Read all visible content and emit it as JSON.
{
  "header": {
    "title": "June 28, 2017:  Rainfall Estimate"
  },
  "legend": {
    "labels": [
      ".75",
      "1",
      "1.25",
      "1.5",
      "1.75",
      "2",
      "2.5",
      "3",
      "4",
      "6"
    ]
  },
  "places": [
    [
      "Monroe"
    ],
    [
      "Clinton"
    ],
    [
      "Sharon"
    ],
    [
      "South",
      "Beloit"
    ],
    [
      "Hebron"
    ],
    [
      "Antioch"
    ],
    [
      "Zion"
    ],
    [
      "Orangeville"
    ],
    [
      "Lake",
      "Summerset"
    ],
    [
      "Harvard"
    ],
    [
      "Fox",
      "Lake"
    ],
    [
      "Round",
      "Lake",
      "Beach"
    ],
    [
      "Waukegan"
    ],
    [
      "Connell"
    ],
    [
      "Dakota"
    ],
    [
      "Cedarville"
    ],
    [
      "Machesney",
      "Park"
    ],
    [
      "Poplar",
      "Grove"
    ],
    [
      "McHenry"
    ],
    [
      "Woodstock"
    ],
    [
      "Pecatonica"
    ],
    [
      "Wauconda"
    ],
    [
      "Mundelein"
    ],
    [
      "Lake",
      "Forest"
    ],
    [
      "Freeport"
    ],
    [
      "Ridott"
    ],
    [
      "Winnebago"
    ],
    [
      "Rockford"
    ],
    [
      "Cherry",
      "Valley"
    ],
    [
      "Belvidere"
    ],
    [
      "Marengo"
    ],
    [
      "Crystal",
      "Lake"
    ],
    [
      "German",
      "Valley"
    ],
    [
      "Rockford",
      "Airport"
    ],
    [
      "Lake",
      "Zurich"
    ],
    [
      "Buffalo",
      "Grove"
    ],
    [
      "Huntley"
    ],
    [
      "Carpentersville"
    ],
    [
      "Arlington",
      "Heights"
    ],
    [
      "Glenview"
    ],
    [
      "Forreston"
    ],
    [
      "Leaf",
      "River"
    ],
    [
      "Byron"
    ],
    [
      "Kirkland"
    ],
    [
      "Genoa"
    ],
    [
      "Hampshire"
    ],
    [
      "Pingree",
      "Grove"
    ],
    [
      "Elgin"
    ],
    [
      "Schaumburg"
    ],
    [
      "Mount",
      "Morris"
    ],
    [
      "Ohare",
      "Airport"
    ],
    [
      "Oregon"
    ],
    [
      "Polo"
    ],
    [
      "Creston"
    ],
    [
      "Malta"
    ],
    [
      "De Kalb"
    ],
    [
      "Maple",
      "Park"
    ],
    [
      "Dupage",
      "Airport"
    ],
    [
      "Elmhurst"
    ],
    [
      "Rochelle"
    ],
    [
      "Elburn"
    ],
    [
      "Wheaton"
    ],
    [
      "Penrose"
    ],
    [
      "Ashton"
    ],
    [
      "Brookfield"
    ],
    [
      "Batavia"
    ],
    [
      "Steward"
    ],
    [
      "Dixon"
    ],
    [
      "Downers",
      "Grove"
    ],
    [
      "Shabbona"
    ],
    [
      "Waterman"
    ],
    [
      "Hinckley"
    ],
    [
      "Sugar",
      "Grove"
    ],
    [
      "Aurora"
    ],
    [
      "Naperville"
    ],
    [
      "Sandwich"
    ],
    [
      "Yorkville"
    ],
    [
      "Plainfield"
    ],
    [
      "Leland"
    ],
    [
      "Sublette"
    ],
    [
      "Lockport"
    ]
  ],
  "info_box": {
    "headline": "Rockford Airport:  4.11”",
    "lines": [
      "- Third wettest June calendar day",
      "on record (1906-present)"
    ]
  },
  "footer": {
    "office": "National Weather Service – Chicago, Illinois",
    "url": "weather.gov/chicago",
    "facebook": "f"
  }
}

**Goal:** Recopy the entries above in their entirety, exactly.

**Exercise result:**
Read all visible content and emit it as JSON.
{
  "header": {
    "title": "June 28, 2017:  Rainfall Estimate"
  },
  "legend": {
    "labels": [
      ".75",
      "1",
      "1.25",
      "1.5",
      "1.75",
      "2",
      "2.5",
      "3",
      "4",
      "6"
    ]
  },
  "places": [
    [
      "Monroe"
    ],
    [
      "Clinton"
    ],
    [
      "Sharon"
    ],
    [
      "South",
      "Beloit"
    ],
    [
      "Hebron"
    ],
    [
      "Antioch"
    ],
    [
      "Zion"
    ],
    [
      "Orangeville"
    ],
    [
      "Lake",
      "Summerset"
    ],
    [
      "Harvard"
    ],
    [
      "Fox",
      "Lake"
    ],
    [
      "Round",
      "Lake",
      "Beach"
    ],
    [
      "Waukegan"
    ],
    [
      "Connell"
    ],
    [
      "Dakota"
    ],
    [
      "Cedarville"
    ],
    [
      "Machesney",
      "Park"
    ],
    [
      "Poplar",
      "Grove"
    ],
    [
      "McHenry"
    ],
    [
      "Woodstock"
    ],
    [
      "Pecatonica"
    ],
    [
      "Wauconda"
    ],
    [
      "Mundelein"
    ],
    [
      "Lake",
      "Forest"
    ],
    [
      "Freeport"
    ],
    [
      "Ridott"
    ],
    [
      "Winnebago"
    ],
    [
      "Rockford"
    ],
    [
      "Cherry",
      "Valley"
    ],
    [
      "Belvidere"
    ],
    [
      "Marengo"
    ],
    [
      "Crystal",
      "Lake"
    ],
    [
      "German",
      "Valley"
    ],
    [
      "Rockford",
      "Airport"
    ],
    [
      "Lake",
      "Zurich"
    ],
    [
      "Buffalo",
      "Grove"
    ],
    [
      "Huntley"
    ],
    [
      "Carpentersville"
    ],
    [
      "Arlington",
      "Heights"
    ],
    [
      "Glenview"
    ],
    [
      "Forreston"
    ],
    [
      "Leaf",
      "River"
    ],
    [
      "Byron"
    ],
    [
      "Kirkland"
    ],
    [
      "Genoa"
    ],
    [
      "Hampshire"
    ],
    [
      "Pingree",
      "Grove"
    ],
    [
      "Elgin"
    ],
    [
      "Schaumburg"
    ],
    [
      "Mount",
      "Morris"
    ],
    [
      "Ohare",
      "Airport"
    ],
    [
      "Oregon"
    ],
    [
      "Polo"
    ],
    [
      "Creston"
    ],
    [
      "Malta"
    ],
    [
      "De Kalb"
    ],
    [
      "Maple",
      "Park"
    ],
    [
      "Dupage",
      "Airport"
    ],
    [
      "Elmhurst"
    ],
    [
      "Rochelle"
    ],
    [
      "Elburn"
    ],
    [
      "Wheaton"
    ],
    [
      "Penrose"
    ],
    [
      "Ashton"
    ],
    [
      "Brookfield"
    ],
    [
      "Batavia"
    ],
    [
      "Steward"
    ],
    [
      "Dixon"
    ],
    [
      "Downers",
      "Grove"
    ],
    [
      "Shabbona"
    ],
    [
      "Waterman"
    ],
    [
      "Hinckley"
    ],
    [
      "Sugar",
      "Grove"
    ],
    [
      "Aurora"
    ],
    [
      "Naperville"
    ],
    [
      "Sandwich"
    ],
    [
      "Yorkville"
    ],
    [
      "Plainfield"
    ],
    [
      "Leland"
    ],
    [
      "Sublette"
    ],
    [
      "Lockport"
    ]
  ],
  "info_box": {
    "headline": "Rockford Airport:  4.11”",
    "lines": [
      "- Third wettest June calendar day",
      "on record (1906-present)"
    ]
  },
  "footer": {
    "office": "National Weather Service – Chicago, Illinois",
    "url": "weather.gov/chicago",
    "facebook": "f"
  }
}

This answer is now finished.